▸ **RECORDS SHOWN**
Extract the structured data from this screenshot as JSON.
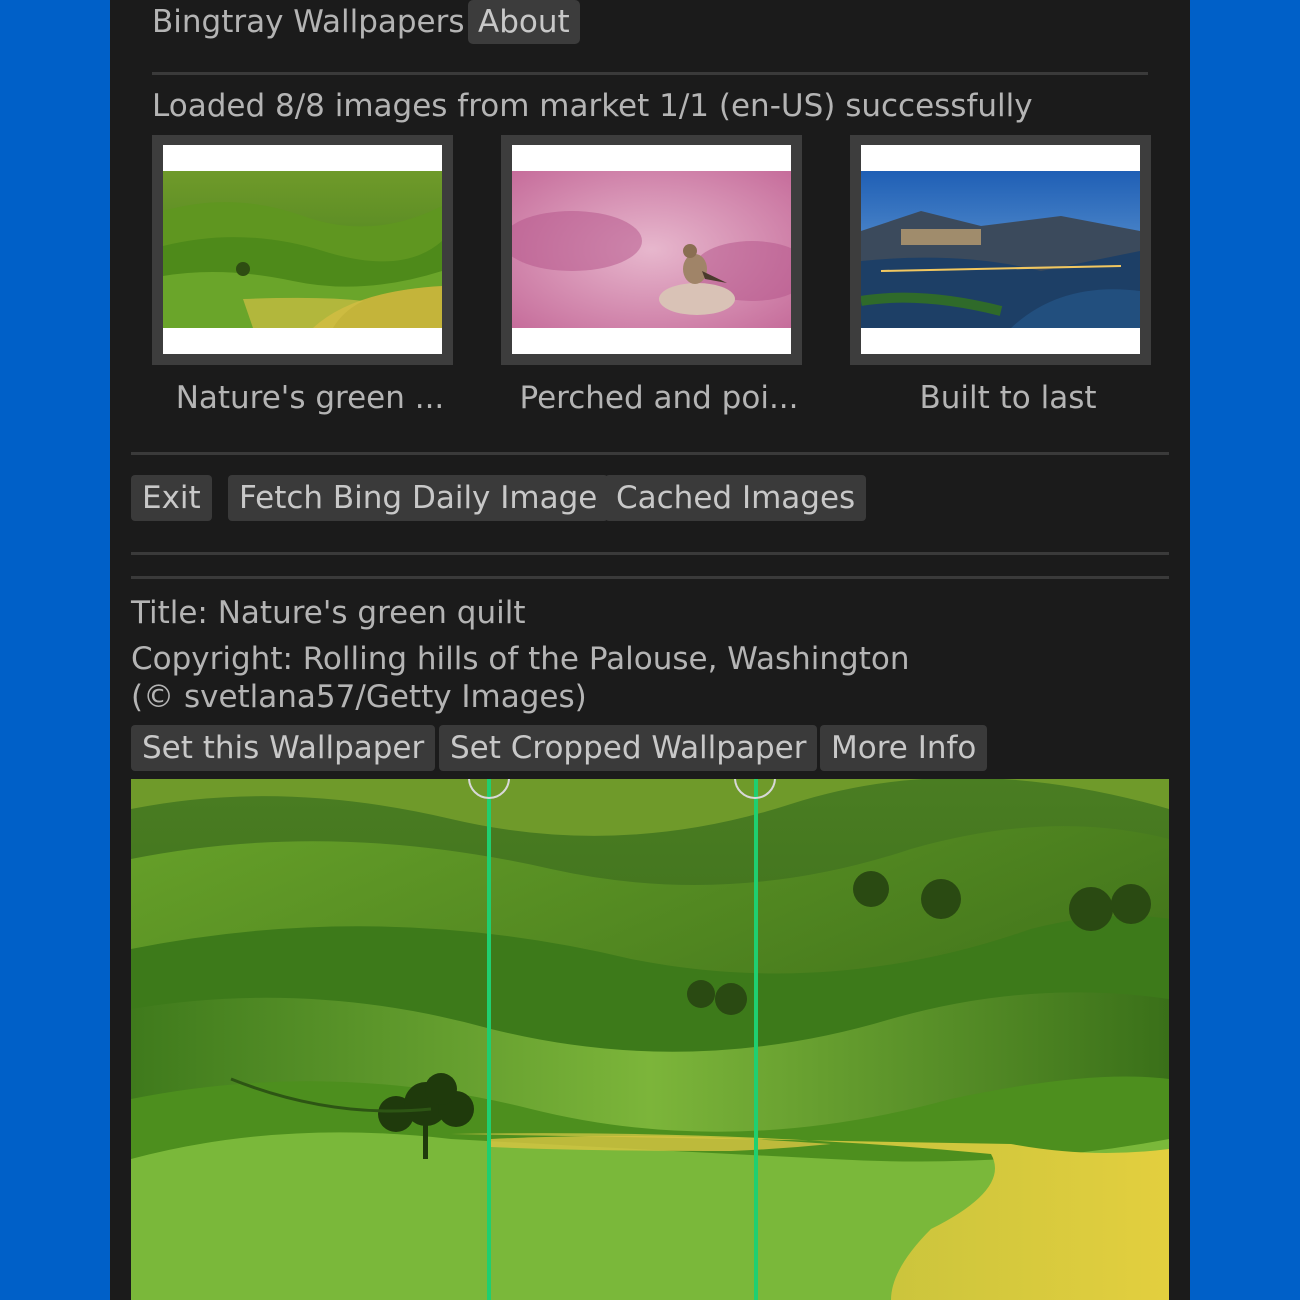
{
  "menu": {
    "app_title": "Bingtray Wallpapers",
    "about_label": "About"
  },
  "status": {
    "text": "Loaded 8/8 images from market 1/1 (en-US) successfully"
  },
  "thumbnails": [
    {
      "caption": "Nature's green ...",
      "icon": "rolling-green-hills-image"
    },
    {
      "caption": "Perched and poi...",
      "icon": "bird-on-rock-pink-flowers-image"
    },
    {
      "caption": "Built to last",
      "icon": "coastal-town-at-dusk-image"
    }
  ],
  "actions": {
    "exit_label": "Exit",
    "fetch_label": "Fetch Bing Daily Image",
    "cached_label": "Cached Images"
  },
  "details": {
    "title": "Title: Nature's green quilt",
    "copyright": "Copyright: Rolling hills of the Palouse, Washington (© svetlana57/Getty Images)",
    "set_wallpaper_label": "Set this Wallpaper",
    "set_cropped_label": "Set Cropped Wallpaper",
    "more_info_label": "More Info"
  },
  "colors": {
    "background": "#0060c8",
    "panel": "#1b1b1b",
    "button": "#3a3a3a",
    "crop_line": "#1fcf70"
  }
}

▸ **STATED PROBLEM**
Copy all of the entries verbatim, leaving out any pictures they contain.

▸ **EXERCISE OUTPUT**
Extract the structured data from this screenshot as JSON.
{
  "menu": {
    "app_title": "Bingtray Wallpapers",
    "about_label": "About"
  },
  "status": {
    "text": "Loaded 8/8 images from market 1/1 (en-US) successfully"
  },
  "thumbnails": [
    {
      "caption": "Nature's green ...",
      "icon": "rolling-green-hills-image"
    },
    {
      "caption": "Perched and poi...",
      "icon": "bird-on-rock-pink-flowers-image"
    },
    {
      "caption": "Built to last",
      "icon": "coastal-town-at-dusk-image"
    }
  ],
  "actions": {
    "exit_label": "Exit",
    "fetch_label": "Fetch Bing Daily Image",
    "cached_label": "Cached Images"
  },
  "details": {
    "title": "Title: Nature's green quilt",
    "copyright": "Copyright: Rolling hills of the Palouse, Washington (© svetlana57/Getty Images)",
    "set_wallpaper_label": "Set this Wallpaper",
    "set_cropped_label": "Set Cropped Wallpaper",
    "more_info_label": "More Info"
  },
  "colors": {
    "background": "#0060c8",
    "panel": "#1b1b1b",
    "button": "#3a3a3a",
    "crop_line": "#1fcf70"
  }
}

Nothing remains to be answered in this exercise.